- _Extracted records_
——
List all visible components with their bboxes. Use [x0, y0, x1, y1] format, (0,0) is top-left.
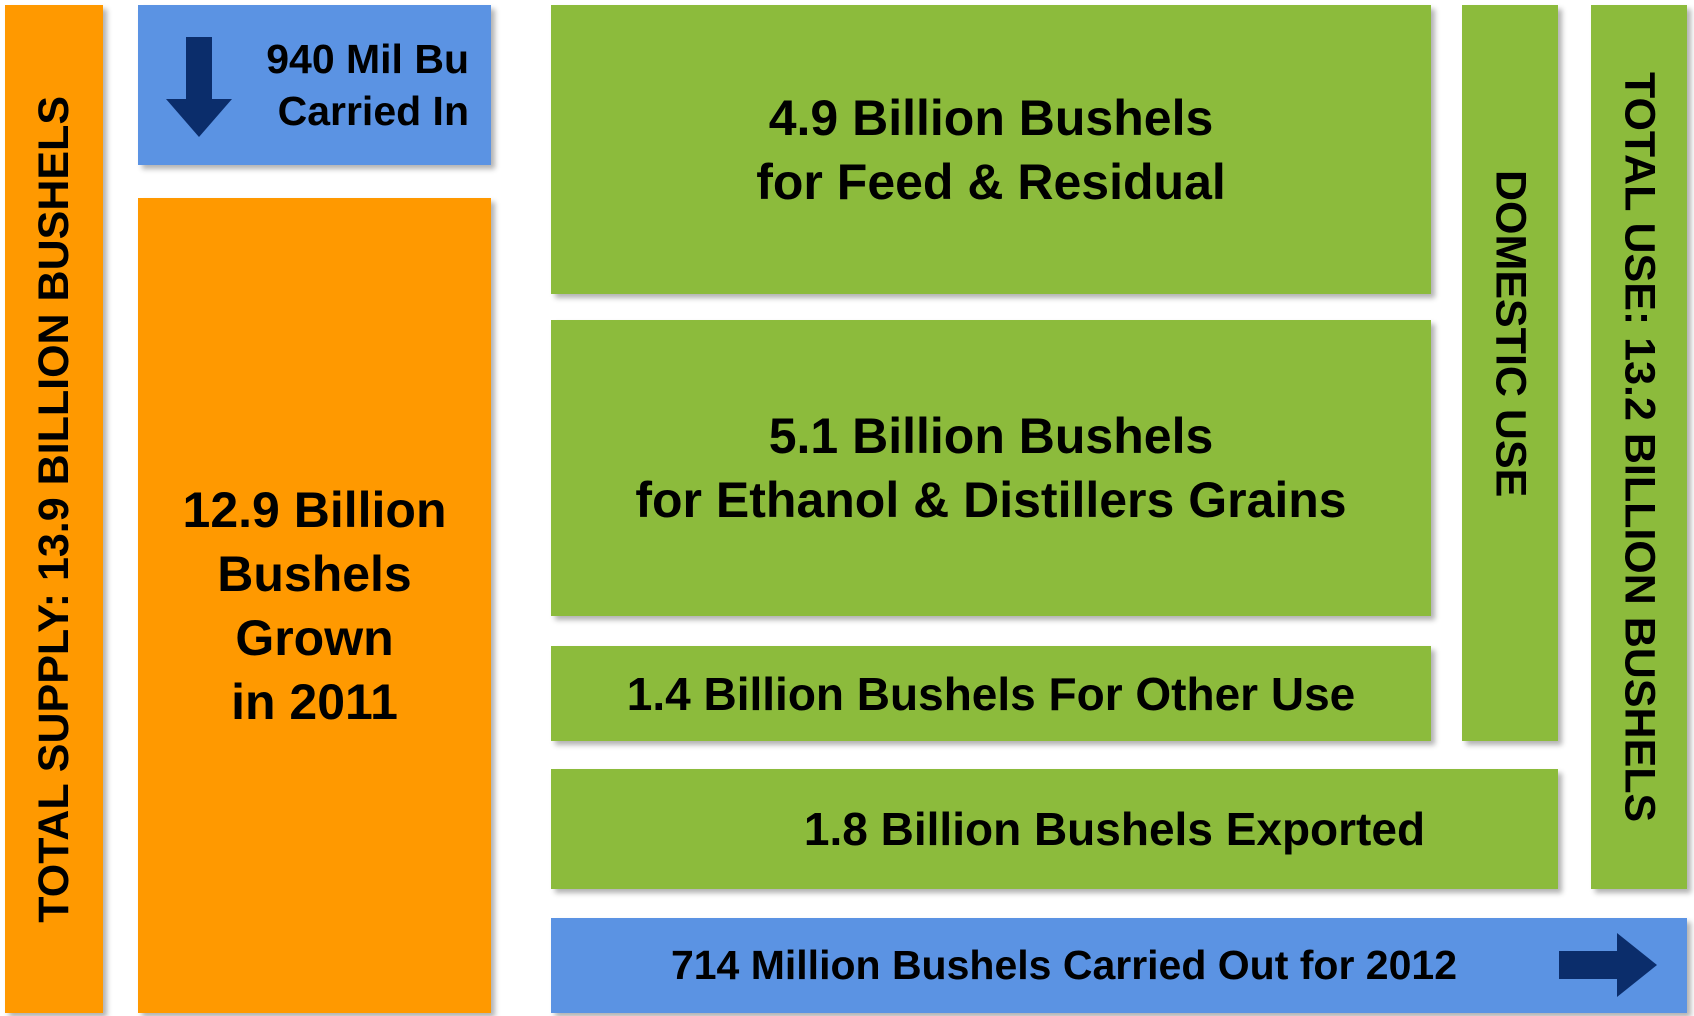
- exported-box: 1.8 Billion Bushels Exported: [551, 769, 1558, 889]
- total-supply-bar: TOTAL SUPPLY: 13.9 BILLION BUSHELS: [5, 5, 103, 1013]
- carried-in-text: 940 Mil Bu Carried In: [266, 33, 469, 137]
- text-line: for Feed & Residual: [756, 153, 1226, 210]
- grown-box: 12.9 Billion Bushels Grown in 2011: [138, 198, 491, 1013]
- text-line: 4.9 Billion Bushels: [768, 89, 1214, 146]
- right-arrow: [1559, 933, 1657, 997]
- domestic-bar: DOMESTIC USE: [1462, 5, 1558, 741]
- feed-box: 4.9 Billion Bushels for Feed & Residual: [551, 5, 1431, 294]
- text-line: 1.4 Billion Bushels For Other Use: [626, 667, 1356, 720]
- text-line: Grown: [235, 609, 394, 666]
- carried-in-box: 940 Mil Bu Carried In: [138, 5, 491, 165]
- text-line: 12.9 Billion: [182, 481, 447, 538]
- text-line: 940 Mil Bu: [266, 36, 469, 82]
- text-line: 714 Million Bushels Carried Out for 2012: [670, 942, 1458, 988]
- total-use-bar: TOTAL USE: 13.2 BILLION BUSHELS: [1591, 5, 1687, 889]
- domestic-label: DOMESTIC USE: [1486, 170, 1535, 498]
- down-arrow: [166, 37, 232, 137]
- text-line: in 2011: [231, 673, 398, 730]
- text-line: 1.8 Billion Bushels Exported: [803, 803, 1426, 855]
- other-box: 1.4 Billion Bushels For Other Use: [551, 646, 1431, 741]
- text-line: Carried In: [277, 88, 469, 134]
- total-supply-label: TOTAL SUPPLY: 13.9 BILLION BUSHELS: [29, 95, 78, 923]
- text-line: Bushels: [217, 545, 412, 602]
- text-line: for Ethanol & Distillers Grains: [635, 472, 1347, 528]
- carried-out-box: 714 Million Bushels Carried Out for 2012: [551, 918, 1687, 1013]
- text-line: 5.1 Billion Bushels: [768, 408, 1214, 464]
- ethanol-box: 5.1 Billion Bushels for Ethanol & Distil…: [551, 320, 1431, 616]
- total-use-label: TOTAL USE: 13.2 BILLION BUSHELS: [1615, 71, 1664, 823]
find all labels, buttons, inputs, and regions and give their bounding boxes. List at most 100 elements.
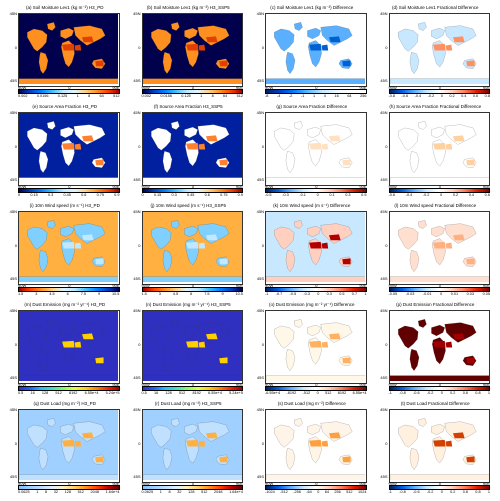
colorbar-ticks: -0.8-0.6-0.4-0.200.20.40.60.8 [389,95,491,99]
colorbar-gradient [142,89,244,94]
region-sahara [309,440,321,447]
panel-title: (h) Source Area Fraction Fractional Diff… [375,103,497,111]
region-c_asia [329,135,341,141]
region-c_asia [329,234,341,240]
region-sahara [433,440,445,447]
region-c_asia [206,333,218,339]
region-arabia [445,144,452,150]
panel-a: (a) Soil Moisture Lev1 (kg m⁻²) H3_PD45N… [4,4,126,101]
region-arabia [198,441,205,447]
region-aus_desert [342,456,350,462]
colorbar-ticks: -6.55e+4-8192-512051281926.55e+4 [265,392,367,396]
region-sahara [186,440,198,447]
region-arabia [322,441,329,447]
land-antarctica [143,178,242,184]
colorbar-ticks: 0.0625183212851220481.64e+4 [142,491,244,495]
colorbar-ticks: 0.51612851281926.55e+45.24e+5 [142,392,244,396]
panel-q: (q) Dust Load (mg m⁻²) H3_PD45N045S90W09… [4,400,126,497]
region-aus_desert [342,60,350,66]
map-area [265,112,367,186]
land-antarctica [266,277,365,283]
region-c_asia [206,432,218,438]
panel-title: (c) Soil Moisture Lev1 (kg m⁻²) Differen… [251,4,373,12]
colorbar: -6.55e+4-8192-512051281926.55e+4 [265,386,367,398]
region-arabia [322,342,329,348]
y-axis-labels: 45N045S [375,408,389,479]
region-sahara [186,143,198,150]
land-antarctica [390,79,489,85]
panel-title: (p) Dust Emission Fractional Difference [375,301,497,309]
land-antarctica [390,277,489,283]
land-antarctica [19,178,118,184]
y-axis-labels: 45N045S [128,309,142,380]
colorbar-ticks: 00.150.30.450.60.750.9 [142,194,244,198]
region-aus_desert [466,456,474,462]
region-arabia [322,45,329,51]
region-arabia [198,342,205,348]
y-axis-labels: 45N045S [128,408,142,479]
panel-n: (n) Dust Emission (mg m⁻² yr⁻¹) H3_SSP54… [128,301,250,398]
map-area [142,13,244,87]
region-sahara [309,143,321,150]
region-arabia [75,243,82,249]
region-sahara [62,341,74,348]
colorbar-ticks: 0.51612851281926.55e+45.24e+5 [18,392,120,396]
panel-i: (i) 10m Wind speed (m s⁻¹) H3_PD45N045S9… [4,202,126,299]
land-antarctica [266,475,365,481]
y-axis-labels: 45N045S [128,12,142,83]
map-area [18,112,120,186]
panel-f: (f) Source Area Fraction H3_SSP545N045S9… [128,103,250,200]
map-area [265,409,367,483]
y-axis-labels: 45N045S [4,12,18,83]
panel-s: (s) Dust Load (mg m⁻²) Difference45N045S… [251,400,373,497]
colorbar: -0.05-0.03-0.0100.010.030.05 [389,287,491,299]
region-sahara [309,341,321,348]
region-c_asia [82,135,94,141]
y-axis-labels: 45N045S [251,12,265,83]
colorbar-ticks: -0.5-0.3-0.100.10.30.5 [265,194,367,198]
region-arabia [198,45,205,51]
region-arabia [322,144,329,150]
region-c_asia [329,36,341,42]
y-axis-labels: 45N045S [128,210,142,281]
map-area [389,409,491,483]
map-area [18,310,120,384]
region-c_asia [453,234,465,240]
panel-title: (s) Dust Load (mg m⁻²) Difference [251,400,373,408]
panel-title: (i) 10m Wind speed (m s⁻¹) H3_PD [4,202,126,210]
panel-d: (d) Soil Moisture Lev1 Fractional Differ… [375,4,497,101]
y-axis-labels: 45N045S [251,210,265,281]
colorbar: 0.0020.01560.1251864512 [142,89,244,101]
region-aus_desert [466,159,474,165]
panel-g: (g) Source Area Fraction Difference45N04… [251,103,373,200]
colorbar: 0.0625183212851220481.64e+4 [142,485,244,497]
colorbar-ticks: 0.0020.01560.1251864512 [142,95,244,99]
y-axis-labels: 45N045S [4,210,18,281]
colorbar-ticks: -0.05-0.03-0.0100.010.030.05 [389,293,491,297]
colorbar: -0.6-0.4-0.200.20.40.6 [389,188,491,200]
region-sahara [62,143,74,150]
region-arabia [198,243,205,249]
colorbar: 00.150.30.450.60.750.9 [142,188,244,200]
colorbar: -0.5-0.3-0.100.10.30.5 [265,188,367,200]
panel-title: (a) Soil Moisture Lev1 (kg m⁻²) H3_PD [4,4,126,12]
y-axis-labels: 45N045S [375,111,389,182]
region-aus_desert [342,258,350,264]
colorbar-ticks: 0.0020.01560.1251864512 [18,95,120,99]
region-sahara [186,242,198,249]
region-sahara [309,242,321,249]
colorbar-ticks: -1-0.8-0.6-0.200.20.60.81 [389,392,491,396]
region-c_asia [329,432,341,438]
region-aus_desert [95,456,103,462]
land-antarctica [19,475,118,481]
region-c_asia [329,333,341,339]
region-aus_desert [95,357,103,363]
map-area [265,310,367,384]
panel-title: (t) Dust Load Fractional Difference [375,400,497,408]
colorbar: 0.0625183212851220481.64e+4 [18,485,120,497]
region-sahara [433,242,445,249]
panel-t: (t) Dust Load Fractional Difference45N04… [375,400,497,497]
panel-title: (q) Dust Load (mg m⁻²) H3_PD [4,400,126,408]
land-antarctica [266,376,365,382]
land-antarctica [143,376,242,382]
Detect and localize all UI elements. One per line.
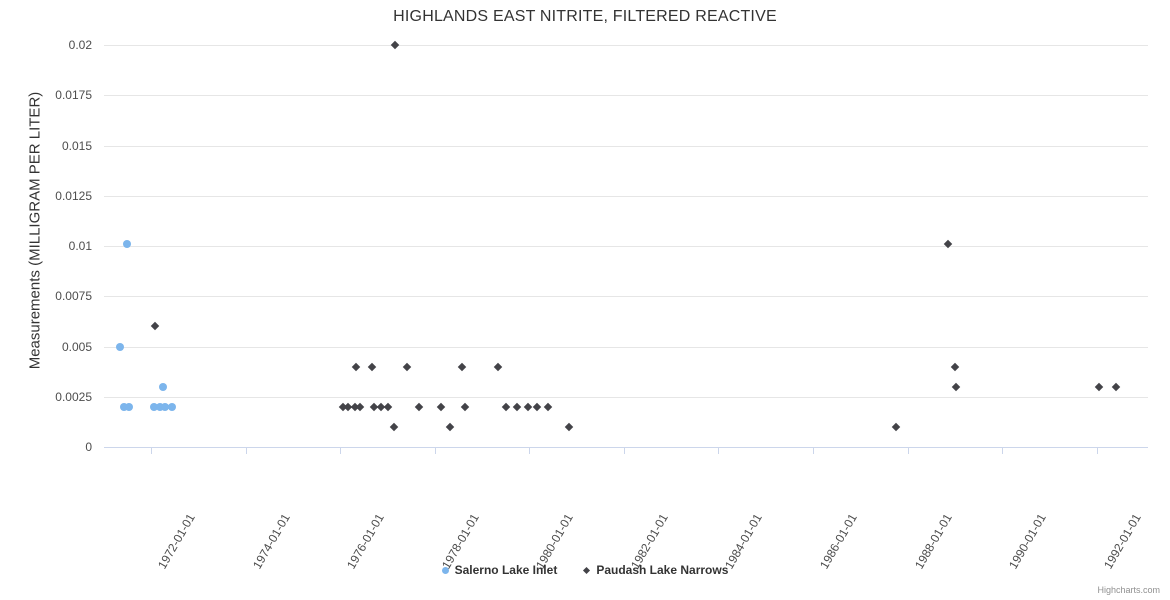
——
- _To be done_
Return every line from the records above that contains the word "Ethanol", copied unchanged.

- _Solved exercise_
- text-line: for Ethanol & Distillers Grains: [635, 472, 1347, 528]
- ethanol-box: 5.1 Billion Bushels for Ethanol & Distil…: [551, 320, 1431, 616]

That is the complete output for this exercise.